----- SELECTION -----

Encircling
Rebecca Clarke (1886-1979)
Passacaglia on an Old English Tune (1941)
Kalitha Dorothy Fox (1894-1934)
Viola Sonata, Op 7 (c. 1925-27)
Marcelle Soulage (1894-1970)
Viola Sonata, Op 25 (1919)
Hélène Fleury-Roy (1876-1957)
Fantaisie, Op 18 (publ. 1910)
Daphne Gerling (viola)
Tomoko Kashiwagi (piano)
rec. 2022, Voertman Hall, University of North Texas, Denton, USA
Acis APL53974 [52]
This is a valuable Anglo-French selection of viola works, three of which, at least, will be unfamiliar to most readers. Rebecca Clarke, the most prominent of the composers, is represented not by her Sonata but by her much smaller and less challenging Passacaglia on an Old English Tune. It balances the last of the four, a Pièce de Concour by Hélène Fleury-Roy, and introduces the two sonatas performed, though I’m sure I won’t be alone in regretting that the Clarke Sonata was omitted because, at 52 minutes, there was certainly room for it.
The Passacaglia, which lasts over five minutes, is played with eloquent power and is finely paced. Greater demands, expressively speaking, come in the sonata of Kalitha Dorothy Fox. By one of those flukes, the name of this obscure British composer, who committed suicide at the age of 40 and of whom no photograph is known, was on my mind because I’ve very recently reviewed Peter Mallinson’s viola disc in which he played her Chant Élégiaque, Op 6. The Viola Sonata, dedicated to her brother, was broadcast in 1927 from Bournemouth and marked a notable endorsement of her chamber music by the BBC.
The Sonata shares a characteristic with Clarke’s – they sport central fast movements – but Clarke was a violist so her piece bristles with virtuoso figuration and demands. Fox, so far as we know, didn’t play a string instrument and her writing is gentler in that respect and makes more physical demands on the pianist. It’s a fluidly lyric piece, harmonically conservative, but with an undercurrent of French impressionist influence. Her Scherzo is almost as compact as Clarke’s own, though it cleaves to the quicksilver side of things and isn’t as passionate, whilst her finale, starting with rolled piano chords, supports a lyrical viola line that embraces folk-like elements. It offers a satisfying close to an emotively self-contained sonata that might not be truly distinctive but nevertheless has attractive features. Much credit must go to Daphne Gerling and Tomoko Kashiwagi for playing it so finely. This is its world premiere recording.

----- MATERIAL SUPPLIED -----

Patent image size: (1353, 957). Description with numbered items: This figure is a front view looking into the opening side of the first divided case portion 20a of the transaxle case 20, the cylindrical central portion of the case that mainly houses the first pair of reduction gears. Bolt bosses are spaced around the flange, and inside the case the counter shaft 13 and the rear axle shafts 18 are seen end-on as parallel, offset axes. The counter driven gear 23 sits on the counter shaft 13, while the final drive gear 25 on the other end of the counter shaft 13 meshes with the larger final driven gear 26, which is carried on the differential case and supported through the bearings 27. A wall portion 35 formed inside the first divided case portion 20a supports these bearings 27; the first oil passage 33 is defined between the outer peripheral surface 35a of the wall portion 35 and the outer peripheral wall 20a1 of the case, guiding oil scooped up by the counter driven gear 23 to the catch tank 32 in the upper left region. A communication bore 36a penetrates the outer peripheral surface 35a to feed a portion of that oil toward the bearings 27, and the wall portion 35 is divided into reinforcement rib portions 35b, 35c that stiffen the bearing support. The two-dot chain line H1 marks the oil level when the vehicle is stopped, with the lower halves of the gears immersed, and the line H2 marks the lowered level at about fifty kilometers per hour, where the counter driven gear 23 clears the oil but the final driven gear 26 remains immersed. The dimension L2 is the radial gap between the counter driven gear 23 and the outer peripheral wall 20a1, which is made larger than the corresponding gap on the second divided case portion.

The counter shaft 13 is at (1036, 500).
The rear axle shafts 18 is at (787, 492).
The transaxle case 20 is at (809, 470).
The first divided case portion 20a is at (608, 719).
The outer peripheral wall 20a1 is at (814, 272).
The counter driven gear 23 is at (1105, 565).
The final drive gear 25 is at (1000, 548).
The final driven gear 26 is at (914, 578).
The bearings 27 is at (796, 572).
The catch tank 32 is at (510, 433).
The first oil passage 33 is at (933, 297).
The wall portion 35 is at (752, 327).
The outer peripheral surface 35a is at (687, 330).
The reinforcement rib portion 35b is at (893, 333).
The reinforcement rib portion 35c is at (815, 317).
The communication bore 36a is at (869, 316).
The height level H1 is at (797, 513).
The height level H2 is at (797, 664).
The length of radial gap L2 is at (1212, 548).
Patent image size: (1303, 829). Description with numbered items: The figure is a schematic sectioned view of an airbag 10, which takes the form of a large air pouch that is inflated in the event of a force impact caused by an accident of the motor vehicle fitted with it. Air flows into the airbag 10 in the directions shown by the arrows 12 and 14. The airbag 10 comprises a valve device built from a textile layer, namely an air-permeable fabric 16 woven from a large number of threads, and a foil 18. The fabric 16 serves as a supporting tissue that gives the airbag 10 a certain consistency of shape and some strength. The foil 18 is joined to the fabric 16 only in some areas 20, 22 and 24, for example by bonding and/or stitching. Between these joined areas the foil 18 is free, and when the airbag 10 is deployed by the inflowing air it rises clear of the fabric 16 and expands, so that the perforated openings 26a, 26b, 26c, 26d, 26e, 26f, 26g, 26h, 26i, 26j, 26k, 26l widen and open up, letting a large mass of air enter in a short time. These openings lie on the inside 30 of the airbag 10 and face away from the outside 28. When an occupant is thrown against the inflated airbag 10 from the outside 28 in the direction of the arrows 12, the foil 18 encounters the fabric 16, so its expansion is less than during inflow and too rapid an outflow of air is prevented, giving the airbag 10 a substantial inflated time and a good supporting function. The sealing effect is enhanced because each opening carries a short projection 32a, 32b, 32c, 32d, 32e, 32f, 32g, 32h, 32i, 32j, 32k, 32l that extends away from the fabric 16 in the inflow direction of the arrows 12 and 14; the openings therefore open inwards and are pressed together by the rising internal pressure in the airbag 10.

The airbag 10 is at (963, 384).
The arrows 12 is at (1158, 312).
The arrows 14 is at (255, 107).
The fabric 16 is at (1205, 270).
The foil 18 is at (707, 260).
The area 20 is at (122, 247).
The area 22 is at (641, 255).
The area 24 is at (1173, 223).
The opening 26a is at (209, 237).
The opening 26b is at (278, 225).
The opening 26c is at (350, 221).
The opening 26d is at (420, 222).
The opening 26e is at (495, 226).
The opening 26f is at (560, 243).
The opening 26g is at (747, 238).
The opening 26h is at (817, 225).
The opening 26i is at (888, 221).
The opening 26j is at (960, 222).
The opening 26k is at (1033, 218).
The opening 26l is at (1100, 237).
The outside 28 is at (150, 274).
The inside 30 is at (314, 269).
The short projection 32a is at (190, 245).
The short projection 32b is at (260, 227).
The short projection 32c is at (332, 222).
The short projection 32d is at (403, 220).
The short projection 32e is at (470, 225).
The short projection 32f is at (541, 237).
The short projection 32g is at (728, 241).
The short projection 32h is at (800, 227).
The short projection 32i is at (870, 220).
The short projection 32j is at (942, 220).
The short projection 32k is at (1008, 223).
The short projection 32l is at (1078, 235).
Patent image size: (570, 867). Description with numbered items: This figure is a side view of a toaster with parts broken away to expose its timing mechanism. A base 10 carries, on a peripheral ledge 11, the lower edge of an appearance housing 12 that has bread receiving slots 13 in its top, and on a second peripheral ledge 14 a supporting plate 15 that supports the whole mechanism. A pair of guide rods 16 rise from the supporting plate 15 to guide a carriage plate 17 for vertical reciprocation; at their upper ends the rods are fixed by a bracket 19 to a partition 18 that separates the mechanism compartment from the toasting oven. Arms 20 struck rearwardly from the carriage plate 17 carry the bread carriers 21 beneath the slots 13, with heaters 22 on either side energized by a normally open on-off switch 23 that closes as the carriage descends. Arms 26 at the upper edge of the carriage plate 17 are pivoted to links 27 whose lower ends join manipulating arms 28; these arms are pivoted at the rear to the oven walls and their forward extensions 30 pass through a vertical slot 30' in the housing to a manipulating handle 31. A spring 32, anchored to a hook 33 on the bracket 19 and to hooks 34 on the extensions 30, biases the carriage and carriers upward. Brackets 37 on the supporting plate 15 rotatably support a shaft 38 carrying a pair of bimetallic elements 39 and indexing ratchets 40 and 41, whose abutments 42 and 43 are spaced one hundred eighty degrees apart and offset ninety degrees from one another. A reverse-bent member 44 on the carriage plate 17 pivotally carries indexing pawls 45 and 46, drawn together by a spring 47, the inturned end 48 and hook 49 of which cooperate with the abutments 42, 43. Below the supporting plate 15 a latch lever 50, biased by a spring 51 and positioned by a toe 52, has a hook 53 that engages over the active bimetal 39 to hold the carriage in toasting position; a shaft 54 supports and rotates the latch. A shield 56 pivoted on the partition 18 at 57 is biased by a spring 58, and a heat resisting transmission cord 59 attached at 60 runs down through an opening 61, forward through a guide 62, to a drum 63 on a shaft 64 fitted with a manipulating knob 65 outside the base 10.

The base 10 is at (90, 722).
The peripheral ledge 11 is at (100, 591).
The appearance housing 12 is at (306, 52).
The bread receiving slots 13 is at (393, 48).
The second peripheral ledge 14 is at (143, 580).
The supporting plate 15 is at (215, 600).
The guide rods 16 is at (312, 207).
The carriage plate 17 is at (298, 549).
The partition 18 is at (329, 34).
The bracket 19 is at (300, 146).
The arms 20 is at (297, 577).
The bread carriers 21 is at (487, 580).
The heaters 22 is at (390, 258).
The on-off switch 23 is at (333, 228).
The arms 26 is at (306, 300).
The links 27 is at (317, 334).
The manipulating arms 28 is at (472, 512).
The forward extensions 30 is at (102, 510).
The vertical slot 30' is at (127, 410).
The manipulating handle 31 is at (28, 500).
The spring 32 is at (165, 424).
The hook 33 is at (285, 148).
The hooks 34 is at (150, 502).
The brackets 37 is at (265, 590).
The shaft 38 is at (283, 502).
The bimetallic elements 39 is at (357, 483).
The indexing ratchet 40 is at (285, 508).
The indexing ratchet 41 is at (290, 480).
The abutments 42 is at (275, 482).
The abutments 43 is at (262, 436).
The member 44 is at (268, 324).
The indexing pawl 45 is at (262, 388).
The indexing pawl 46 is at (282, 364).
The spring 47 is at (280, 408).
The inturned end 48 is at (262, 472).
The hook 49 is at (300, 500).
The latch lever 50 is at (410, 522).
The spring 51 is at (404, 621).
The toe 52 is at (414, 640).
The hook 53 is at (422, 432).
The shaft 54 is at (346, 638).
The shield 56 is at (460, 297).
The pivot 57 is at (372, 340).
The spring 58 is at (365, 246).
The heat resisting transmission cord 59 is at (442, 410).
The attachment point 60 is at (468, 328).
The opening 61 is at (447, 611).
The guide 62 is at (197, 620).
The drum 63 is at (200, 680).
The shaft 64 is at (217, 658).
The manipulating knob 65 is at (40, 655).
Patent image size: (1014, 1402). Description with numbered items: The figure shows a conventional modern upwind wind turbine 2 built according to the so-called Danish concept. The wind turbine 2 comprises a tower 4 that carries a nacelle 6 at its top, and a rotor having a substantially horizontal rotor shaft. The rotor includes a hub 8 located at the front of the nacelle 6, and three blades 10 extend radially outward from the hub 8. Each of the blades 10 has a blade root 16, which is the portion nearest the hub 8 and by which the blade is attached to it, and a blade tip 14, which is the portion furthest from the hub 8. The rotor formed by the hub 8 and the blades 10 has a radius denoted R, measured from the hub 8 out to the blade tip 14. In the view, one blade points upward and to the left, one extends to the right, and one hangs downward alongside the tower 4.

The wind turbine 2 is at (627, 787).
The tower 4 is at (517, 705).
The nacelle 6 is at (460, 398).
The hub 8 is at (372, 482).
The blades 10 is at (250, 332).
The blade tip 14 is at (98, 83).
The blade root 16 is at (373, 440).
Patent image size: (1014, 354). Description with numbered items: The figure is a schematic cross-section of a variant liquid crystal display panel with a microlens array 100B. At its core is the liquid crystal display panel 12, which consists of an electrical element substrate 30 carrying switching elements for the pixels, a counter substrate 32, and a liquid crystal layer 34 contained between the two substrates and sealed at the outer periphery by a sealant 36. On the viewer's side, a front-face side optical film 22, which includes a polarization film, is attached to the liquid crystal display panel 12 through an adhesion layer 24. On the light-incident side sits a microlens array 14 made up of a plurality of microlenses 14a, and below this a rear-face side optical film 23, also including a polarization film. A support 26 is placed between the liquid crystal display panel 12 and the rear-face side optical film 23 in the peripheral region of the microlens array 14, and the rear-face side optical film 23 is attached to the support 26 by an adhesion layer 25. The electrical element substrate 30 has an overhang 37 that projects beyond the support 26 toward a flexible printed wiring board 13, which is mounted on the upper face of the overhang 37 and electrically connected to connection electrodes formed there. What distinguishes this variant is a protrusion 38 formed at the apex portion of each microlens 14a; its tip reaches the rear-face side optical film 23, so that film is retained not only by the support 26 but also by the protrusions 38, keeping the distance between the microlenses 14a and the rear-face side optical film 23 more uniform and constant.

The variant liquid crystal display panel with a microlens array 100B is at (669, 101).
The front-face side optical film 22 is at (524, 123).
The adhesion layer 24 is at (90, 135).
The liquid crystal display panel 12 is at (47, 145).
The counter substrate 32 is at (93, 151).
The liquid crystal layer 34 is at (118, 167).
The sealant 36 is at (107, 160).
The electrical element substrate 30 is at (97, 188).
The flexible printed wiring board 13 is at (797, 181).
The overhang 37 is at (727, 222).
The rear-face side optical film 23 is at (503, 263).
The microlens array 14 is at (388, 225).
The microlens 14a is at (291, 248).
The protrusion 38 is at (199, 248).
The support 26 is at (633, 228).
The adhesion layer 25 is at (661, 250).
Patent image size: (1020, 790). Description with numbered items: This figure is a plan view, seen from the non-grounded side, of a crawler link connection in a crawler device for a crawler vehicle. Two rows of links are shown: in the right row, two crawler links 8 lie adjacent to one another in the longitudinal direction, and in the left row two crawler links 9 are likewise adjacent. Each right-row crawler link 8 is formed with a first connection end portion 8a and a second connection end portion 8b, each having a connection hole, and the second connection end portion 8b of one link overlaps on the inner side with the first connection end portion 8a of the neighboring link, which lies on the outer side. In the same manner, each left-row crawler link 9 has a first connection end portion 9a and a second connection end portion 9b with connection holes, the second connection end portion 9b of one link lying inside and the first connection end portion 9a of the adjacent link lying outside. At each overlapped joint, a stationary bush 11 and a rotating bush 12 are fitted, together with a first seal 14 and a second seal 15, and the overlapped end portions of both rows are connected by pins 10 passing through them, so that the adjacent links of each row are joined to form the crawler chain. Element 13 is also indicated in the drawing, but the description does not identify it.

-----

Answer these questions about the review:
(a) Who is the pianist on the recording?
(b) How long does the Passacaglia last?
(c) In what year was Fox's Viola Sonata broadcast from Bournemouth?

(a) Tomoko Kashiwagi
(b) Over five minutes
(c) 1927